### DIRECTIVE
Go through the listing and pick out each line with the word "travail" in it.

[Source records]
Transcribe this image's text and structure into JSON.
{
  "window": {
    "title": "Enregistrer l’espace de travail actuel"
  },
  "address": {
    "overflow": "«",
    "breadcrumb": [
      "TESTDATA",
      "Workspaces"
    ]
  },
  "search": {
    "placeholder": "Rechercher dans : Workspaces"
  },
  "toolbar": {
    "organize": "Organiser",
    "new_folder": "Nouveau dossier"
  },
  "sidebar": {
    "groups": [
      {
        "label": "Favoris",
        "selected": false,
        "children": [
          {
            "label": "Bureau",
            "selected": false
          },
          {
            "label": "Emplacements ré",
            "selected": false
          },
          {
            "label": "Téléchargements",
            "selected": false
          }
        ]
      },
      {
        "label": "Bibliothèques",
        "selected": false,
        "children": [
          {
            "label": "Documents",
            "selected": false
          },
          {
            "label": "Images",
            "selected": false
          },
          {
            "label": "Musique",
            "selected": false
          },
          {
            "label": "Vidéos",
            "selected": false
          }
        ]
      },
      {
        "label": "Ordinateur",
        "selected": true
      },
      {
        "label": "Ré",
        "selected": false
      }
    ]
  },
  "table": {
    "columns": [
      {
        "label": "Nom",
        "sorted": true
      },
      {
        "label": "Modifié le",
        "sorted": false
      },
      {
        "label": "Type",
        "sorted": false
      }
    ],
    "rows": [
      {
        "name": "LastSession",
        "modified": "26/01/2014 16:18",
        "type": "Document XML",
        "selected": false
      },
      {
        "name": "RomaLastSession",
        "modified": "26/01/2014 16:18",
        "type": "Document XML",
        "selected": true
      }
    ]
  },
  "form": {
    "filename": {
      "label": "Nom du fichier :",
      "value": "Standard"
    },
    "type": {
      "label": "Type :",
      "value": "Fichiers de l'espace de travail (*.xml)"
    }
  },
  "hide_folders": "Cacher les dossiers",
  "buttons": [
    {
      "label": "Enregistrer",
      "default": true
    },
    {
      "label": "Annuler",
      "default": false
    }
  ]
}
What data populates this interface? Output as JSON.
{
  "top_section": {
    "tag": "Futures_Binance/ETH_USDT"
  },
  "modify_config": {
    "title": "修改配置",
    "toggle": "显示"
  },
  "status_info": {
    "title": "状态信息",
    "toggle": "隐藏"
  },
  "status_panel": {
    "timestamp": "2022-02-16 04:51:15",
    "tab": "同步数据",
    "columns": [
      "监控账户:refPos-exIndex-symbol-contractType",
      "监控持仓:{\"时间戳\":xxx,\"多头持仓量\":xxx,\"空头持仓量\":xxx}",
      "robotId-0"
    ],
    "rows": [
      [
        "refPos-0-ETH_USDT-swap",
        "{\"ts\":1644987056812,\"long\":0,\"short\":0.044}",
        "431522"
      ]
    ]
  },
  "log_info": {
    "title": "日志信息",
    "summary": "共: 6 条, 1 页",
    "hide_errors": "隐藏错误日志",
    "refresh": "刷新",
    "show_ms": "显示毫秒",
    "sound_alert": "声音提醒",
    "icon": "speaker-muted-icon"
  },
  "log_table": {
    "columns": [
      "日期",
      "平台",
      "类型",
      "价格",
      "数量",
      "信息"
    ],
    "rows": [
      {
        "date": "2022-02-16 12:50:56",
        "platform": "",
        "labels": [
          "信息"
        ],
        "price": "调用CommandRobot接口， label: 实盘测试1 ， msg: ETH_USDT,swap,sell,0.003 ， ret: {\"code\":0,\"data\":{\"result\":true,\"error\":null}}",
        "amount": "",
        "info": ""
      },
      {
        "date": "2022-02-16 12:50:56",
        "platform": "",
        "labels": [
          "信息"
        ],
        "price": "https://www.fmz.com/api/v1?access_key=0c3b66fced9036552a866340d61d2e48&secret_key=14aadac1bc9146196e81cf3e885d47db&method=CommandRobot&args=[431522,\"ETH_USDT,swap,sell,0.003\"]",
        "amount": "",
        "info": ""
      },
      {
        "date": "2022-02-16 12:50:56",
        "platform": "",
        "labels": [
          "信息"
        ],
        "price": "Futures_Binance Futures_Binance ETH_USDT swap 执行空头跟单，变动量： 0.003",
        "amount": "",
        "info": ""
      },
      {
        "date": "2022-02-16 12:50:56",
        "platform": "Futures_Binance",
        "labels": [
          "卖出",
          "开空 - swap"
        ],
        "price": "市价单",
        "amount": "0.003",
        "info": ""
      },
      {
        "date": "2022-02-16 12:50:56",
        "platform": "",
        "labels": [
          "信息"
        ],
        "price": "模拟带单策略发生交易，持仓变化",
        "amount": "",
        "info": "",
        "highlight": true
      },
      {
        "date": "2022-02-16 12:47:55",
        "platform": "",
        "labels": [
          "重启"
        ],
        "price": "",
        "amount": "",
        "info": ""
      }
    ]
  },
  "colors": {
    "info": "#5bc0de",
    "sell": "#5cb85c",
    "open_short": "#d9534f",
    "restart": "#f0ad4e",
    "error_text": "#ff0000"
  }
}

### REPLY
    "title": "Enregistrer l’espace de travail actuel"
      "value": "Fichiers de l'espace de travail (*.xml)"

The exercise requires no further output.